**Data for this task:**
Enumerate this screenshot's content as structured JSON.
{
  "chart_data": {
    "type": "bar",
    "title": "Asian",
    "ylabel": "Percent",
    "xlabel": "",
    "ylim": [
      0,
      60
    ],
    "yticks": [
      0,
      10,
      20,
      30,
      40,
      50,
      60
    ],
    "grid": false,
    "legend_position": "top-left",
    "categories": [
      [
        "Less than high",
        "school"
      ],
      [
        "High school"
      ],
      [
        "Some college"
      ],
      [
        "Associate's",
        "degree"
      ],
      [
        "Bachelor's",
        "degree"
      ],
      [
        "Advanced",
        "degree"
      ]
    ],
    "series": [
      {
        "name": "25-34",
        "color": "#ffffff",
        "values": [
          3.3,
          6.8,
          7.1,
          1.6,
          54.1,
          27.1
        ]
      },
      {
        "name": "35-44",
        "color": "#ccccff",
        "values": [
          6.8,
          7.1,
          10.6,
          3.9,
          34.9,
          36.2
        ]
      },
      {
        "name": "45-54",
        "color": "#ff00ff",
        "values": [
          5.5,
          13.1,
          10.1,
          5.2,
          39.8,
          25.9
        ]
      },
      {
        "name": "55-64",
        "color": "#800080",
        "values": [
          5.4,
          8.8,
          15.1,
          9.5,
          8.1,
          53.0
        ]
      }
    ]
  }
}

**Set exercise:** Copy down the whole of the data above, matching it exactly.

**Result of the task:**
Enumerate this screenshot's content as structured JSON.
{
  "chart_data": {
    "type": "bar",
    "title": "Asian",
    "ylabel": "Percent",
    "xlabel": "",
    "ylim": [
      0,
      60
    ],
    "yticks": [
      0,
      10,
      20,
      30,
      40,
      50,
      60
    ],
    "grid": false,
    "legend_position": "top-left",
    "categories": [
      [
        "Less than high",
        "school"
      ],
      [
        "High school"
      ],
      [
        "Some college"
      ],
      [
        "Associate's",
        "degree"
      ],
      [
        "Bachelor's",
        "degree"
      ],
      [
        "Advanced",
        "degree"
      ]
    ],
    "series": [
      {
        "name": "25-34",
        "color": "#ffffff",
        "values": [
          3.3,
          6.8,
          7.1,
          1.6,
          54.1,
          27.1
        ]
      },
      {
        "name": "35-44",
        "color": "#ccccff",
        "values": [
          6.8,
          7.1,
          10.6,
          3.9,
          34.9,
          36.2
        ]
      },
      {
        "name": "45-54",
        "color": "#ff00ff",
        "values": [
          5.5,
          13.1,
          10.1,
          5.2,
          39.8,
          25.9
        ]
      },
      {
        "name": "55-64",
        "color": "#800080",
        "values": [
          5.4,
          8.8,
          15.1,
          9.5,
          8.1,
          53.0
        ]
      }
    ]
  }
}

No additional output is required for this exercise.